* Start *

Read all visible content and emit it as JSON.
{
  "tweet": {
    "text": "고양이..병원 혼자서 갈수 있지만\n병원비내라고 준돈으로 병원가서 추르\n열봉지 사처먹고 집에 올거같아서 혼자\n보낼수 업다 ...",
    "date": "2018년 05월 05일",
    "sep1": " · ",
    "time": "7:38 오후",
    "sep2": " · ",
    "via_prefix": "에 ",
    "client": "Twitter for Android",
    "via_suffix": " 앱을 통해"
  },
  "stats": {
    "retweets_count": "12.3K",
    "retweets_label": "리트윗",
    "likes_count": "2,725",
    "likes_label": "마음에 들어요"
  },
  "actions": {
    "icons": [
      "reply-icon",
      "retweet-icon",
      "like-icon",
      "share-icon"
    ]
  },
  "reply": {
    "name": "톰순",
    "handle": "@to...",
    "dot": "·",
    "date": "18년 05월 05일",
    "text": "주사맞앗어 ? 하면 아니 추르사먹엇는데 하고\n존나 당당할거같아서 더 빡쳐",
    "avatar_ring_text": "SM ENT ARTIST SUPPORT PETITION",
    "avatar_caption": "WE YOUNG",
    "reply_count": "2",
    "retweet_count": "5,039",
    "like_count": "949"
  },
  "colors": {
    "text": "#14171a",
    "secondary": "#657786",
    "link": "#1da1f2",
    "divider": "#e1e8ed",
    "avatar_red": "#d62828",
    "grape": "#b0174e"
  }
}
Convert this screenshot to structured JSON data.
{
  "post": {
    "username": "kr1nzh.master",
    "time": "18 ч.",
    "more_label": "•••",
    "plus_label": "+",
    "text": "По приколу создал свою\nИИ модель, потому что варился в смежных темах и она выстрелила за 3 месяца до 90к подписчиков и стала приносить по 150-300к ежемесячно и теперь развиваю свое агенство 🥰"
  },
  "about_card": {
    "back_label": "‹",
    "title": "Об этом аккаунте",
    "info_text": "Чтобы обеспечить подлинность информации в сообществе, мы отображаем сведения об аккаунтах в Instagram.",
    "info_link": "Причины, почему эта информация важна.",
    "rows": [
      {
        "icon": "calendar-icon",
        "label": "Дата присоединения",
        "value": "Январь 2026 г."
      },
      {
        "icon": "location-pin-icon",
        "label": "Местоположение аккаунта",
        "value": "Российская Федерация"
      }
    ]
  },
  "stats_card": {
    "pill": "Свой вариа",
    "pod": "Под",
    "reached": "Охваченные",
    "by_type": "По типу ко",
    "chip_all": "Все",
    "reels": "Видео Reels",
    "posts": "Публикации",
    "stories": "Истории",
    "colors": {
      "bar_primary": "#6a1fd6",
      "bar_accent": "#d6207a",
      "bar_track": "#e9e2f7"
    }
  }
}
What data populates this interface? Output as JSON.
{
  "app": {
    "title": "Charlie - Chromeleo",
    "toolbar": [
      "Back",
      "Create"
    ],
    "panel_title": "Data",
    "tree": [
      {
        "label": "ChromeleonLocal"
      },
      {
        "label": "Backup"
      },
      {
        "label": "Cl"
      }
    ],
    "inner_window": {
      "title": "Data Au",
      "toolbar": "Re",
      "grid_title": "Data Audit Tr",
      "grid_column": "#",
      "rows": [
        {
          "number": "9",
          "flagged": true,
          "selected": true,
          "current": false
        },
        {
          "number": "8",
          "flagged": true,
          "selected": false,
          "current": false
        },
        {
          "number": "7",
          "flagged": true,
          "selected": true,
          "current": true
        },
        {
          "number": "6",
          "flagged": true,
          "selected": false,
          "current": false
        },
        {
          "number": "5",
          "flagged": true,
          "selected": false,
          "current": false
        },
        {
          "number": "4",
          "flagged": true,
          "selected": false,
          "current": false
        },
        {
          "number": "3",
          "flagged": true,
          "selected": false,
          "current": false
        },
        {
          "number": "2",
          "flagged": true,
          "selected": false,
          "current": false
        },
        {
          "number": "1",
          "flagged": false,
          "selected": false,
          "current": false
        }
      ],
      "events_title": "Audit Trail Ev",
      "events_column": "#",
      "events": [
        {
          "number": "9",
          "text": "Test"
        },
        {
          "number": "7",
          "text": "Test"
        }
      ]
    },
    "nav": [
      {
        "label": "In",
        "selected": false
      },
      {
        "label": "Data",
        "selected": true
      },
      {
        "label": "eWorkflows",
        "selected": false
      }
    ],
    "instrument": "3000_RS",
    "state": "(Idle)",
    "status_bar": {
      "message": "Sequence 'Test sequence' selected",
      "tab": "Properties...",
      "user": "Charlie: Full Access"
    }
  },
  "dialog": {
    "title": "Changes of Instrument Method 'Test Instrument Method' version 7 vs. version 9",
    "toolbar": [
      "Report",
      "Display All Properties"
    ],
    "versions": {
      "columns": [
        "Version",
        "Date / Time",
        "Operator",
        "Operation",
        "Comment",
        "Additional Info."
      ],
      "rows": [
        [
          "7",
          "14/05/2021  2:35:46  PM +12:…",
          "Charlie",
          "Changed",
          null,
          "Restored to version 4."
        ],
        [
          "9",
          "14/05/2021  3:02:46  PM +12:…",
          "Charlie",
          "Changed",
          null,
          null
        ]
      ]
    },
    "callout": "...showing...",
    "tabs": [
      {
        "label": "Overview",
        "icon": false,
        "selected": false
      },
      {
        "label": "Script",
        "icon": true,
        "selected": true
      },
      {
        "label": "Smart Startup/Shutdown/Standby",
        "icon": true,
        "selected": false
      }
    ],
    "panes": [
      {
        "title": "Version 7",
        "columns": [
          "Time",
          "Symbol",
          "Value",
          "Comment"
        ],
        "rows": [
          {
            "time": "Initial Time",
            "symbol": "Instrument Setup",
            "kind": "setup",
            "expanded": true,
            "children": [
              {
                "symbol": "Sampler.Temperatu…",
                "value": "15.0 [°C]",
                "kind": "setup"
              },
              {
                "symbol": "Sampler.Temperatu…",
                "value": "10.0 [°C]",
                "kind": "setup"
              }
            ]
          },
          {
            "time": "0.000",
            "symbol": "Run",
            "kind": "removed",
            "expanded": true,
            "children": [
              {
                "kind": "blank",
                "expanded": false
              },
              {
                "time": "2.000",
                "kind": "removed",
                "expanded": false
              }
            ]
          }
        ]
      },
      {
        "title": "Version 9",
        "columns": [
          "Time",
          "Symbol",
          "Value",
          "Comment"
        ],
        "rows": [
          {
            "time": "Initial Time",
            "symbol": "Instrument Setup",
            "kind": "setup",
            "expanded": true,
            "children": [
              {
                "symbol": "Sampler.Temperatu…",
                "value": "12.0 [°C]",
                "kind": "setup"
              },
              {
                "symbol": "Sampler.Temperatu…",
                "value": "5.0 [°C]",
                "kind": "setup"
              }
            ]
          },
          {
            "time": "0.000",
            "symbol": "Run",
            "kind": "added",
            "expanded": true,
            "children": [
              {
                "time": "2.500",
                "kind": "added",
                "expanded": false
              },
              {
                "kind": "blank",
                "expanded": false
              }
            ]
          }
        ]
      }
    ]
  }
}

* End *

- _What you should do_:
Print all the data exactly.

- _Full answer_:
Read all visible content and emit it as JSON.
{
  "tweet": {
    "text": "고양이..병원 혼자서 갈수 있지만\n병원비내라고 준돈으로 병원가서 추르\n열봉지 사처먹고 집에 올거같아서 혼자\n보낼수 업다 ...",
    "date": "2018년 05월 05일",
    "sep1": " · ",
    "time": "7:38 오후",
    "sep2": " · ",
    "via_prefix": "에 ",
    "client": "Twitter for Android",
    "via_suffix": " 앱을 통해"
  },
  "stats": {
    "retweets_count": "12.3K",
    "retweets_label": "리트윗",
    "likes_count": "2,725",
    "likes_label": "마음에 들어요"
  },
  "actions": {
    "icons": [
      "reply-icon",
      "retweet-icon",
      "like-icon",
      "share-icon"
    ]
  },
  "reply": {
    "name": "톰순",
    "handle": "@to...",
    "dot": "·",
    "date": "18년 05월 05일",
    "text": "주사맞앗어 ? 하면 아니 추르사먹엇는데 하고\n존나 당당할거같아서 더 빡쳐",
    "avatar_ring_text": "SM ENT ARTIST SUPPORT PETITION",
    "avatar_caption": "WE YOUNG",
    "reply_count": "2",
    "retweet_count": "5,039",
    "like_count": "949"
  },
  "colors": {
    "text": "#14171a",
    "secondary": "#657786",
    "link": "#1da1f2",
    "divider": "#e1e8ed",
    "avatar_red": "#d62828",
    "grape": "#b0174e"
  }
}
Convert this screenshot to structured JSON data.
{
  "post": {
    "username": "kr1nzh.master",
    "time": "18 ч.",
    "more_label": "•••",
    "plus_label": "+",
    "text": "По приколу создал свою\nИИ модель, потому что варился в смежных темах и она выстрелила за 3 месяца до 90к подписчиков и стала приносить по 150-300к ежемесячно и теперь развиваю свое агенство 🥰"
  },
  "about_card": {
    "back_label": "‹",
    "title": "Об этом аккаунте",
    "info_text": "Чтобы обеспечить подлинность информации в сообществе, мы отображаем сведения об аккаунтах в Instagram.",
    "info_link": "Причины, почему эта информация важна.",
    "rows": [
      {
        "icon": "calendar-icon",
        "label": "Дата присоединения",
        "value": "Январь 2026 г."
      },
      {
        "icon": "location-pin-icon",
        "label": "Местоположение аккаунта",
        "value": "Российская Федерация"
      }
    ]
  },
  "stats_card": {
    "pill": "Свой вариа",
    "pod": "Под",
    "reached": "Охваченные",
    "by_type": "По типу ко",
    "chip_all": "Все",
    "reels": "Видео Reels",
    "posts": "Публикации",
    "stories": "Истории",
    "colors": {
      "bar_primary": "#6a1fd6",
      "bar_accent": "#d6207a",
      "bar_track": "#e9e2f7"
    }
  }
}
What data populates this interface? Output as JSON.
{
  "app": {
    "title": "Charlie - Chromeleo",
    "toolbar": [
      "Back",
      "Create"
    ],
    "panel_title": "Data",
    "tree": [
      {
        "label": "ChromeleonLocal"
      },
      {
        "label": "Backup"
      },
      {
        "label": "Cl"
      }
    ],
    "inner_window": {
      "title": "Data Au",
      "toolbar": "Re",
      "grid_title": "Data Audit Tr",
      "grid_column": "#",
      "rows": [
        {
          "number": "9",
          "flagged": true,
          "selected": true,
          "current": false
        },
        {
          "number": "8",
          "flagged": true,
          "selected": false,
          "current": false
        },
        {
          "number": "7",
          "flagged": true,
          "selected": true,
          "current": true
        },
        {
          "number": "6",
          "flagged": true,
          "selected": false,
          "current": false
        },
        {
          "number": "5",
          "flagged": true,
          "selected": false,
          "current": false
        },
        {
          "number": "4",
          "flagged": true,
          "selected": false,
          "current": false
        },
        {
          "number": "3",
          "flagged": true,
          "selected": false,
          "current": false
        },
        {
          "number": "2",
          "flagged": true,
          "selected": false,
          "current": false
        },
        {
          "number": "1",
          "flagged": false,
          "selected": false,
          "current": false
        }
      ],
      "events_title": "Audit Trail Ev",
      "events_column": "#",
      "events": [
        {
          "number": "9",
          "text": "Test"
        },
        {
          "number": "7",
          "text": "Test"
        }
      ]
    },
    "nav": [
      {
        "label": "In",
        "selected": false
      },
      {
        "label": "Data",
        "selected": true
      },
      {
        "label": "eWorkflows",
        "selected": false
      }
    ],
    "instrument": "3000_RS",
    "state": "(Idle)",
    "status_bar": {
      "message": "Sequence 'Test sequence' selected",
      "tab": "Properties...",
      "user": "Charlie: Full Access"
    }
  },
  "dialog": {
    "title": "Changes of Instrument Method 'Test Instrument Method' version 7 vs. version 9",
    "toolbar": [
      "Report",
      "Display All Properties"
    ],
    "versions": {
      "columns": [
        "Version",
        "Date / Time",
        "Operator",
        "Operation",
        "Comment",
        "Additional Info."
      ],
      "rows": [
        [
          "7",
          "14/05/2021  2:35:46  PM +12:…",
          "Charlie",
          "Changed",
          null,
          "Restored to version 4."
        ],
        [
          "9",
          "14/05/2021  3:02:46  PM +12:…",
          "Charlie",
          "Changed",
          null,
          null
        ]
      ]
    },
    "callout": "...showing...",
    "tabs": [
      {
        "label": "Overview",
        "icon": false,
        "selected": false
      },
      {
        "label": "Script",
        "icon": true,
        "selected": true
      },
      {
        "label": "Smart Startup/Shutdown/Standby",
        "icon": true,
        "selected": false
      }
    ],
    "panes": [
      {
        "title": "Version 7",
        "columns": [
          "Time",
          "Symbol",
          "Value",
          "Comment"
        ],
        "rows": [
          {
            "time": "Initial Time",
            "symbol": "Instrument Setup",
            "kind": "setup",
            "expanded": true,
            "children": [
              {
                "symbol": "Sampler.Temperatu…",
                "value": "15.0 [°C]",
                "kind": "setup"
              },
              {
                "symbol": "Sampler.Temperatu…",
                "value": "10.0 [°C]",
                "kind": "setup"
              }
            ]
          },
          {
            "time": "0.000",
            "symbol": "Run",
            "kind": "removed",
            "expanded": true,
            "children": [
              {
                "kind": "blank",
                "expanded": false
              },
              {
                "time": "2.000",
                "kind": "removed",
                "expanded": false
              }
            ]
          }
        ]
      },
      {
        "title": "Version 9",
        "columns": [
          "Time",
          "Symbol",
          "Value",
          "Comment"
        ],
        "rows": [
          {
            "time": "Initial Time",
            "symbol": "Instrument Setup",
            "kind": "setup",
            "expanded": true,
            "children": [
              {
                "symbol": "Sampler.Temperatu…",
                "value": "12.0 [°C]",
                "kind": "setup"
              },
              {
                "symbol": "Sampler.Temperatu…",
                "value": "5.0 [°C]",
                "kind": "setup"
              }
            ]
          },
          {
            "time": "0.000",
            "symbol": "Run",
            "kind": "added",
            "expanded": true,
            "children": [
              {
                "time": "2.500",
                "kind": "added",
                "expanded": false
              },
              {
                "kind": "blank",
                "expanded": false
              }
            ]
          }
        ]
      }
    ]
  }
}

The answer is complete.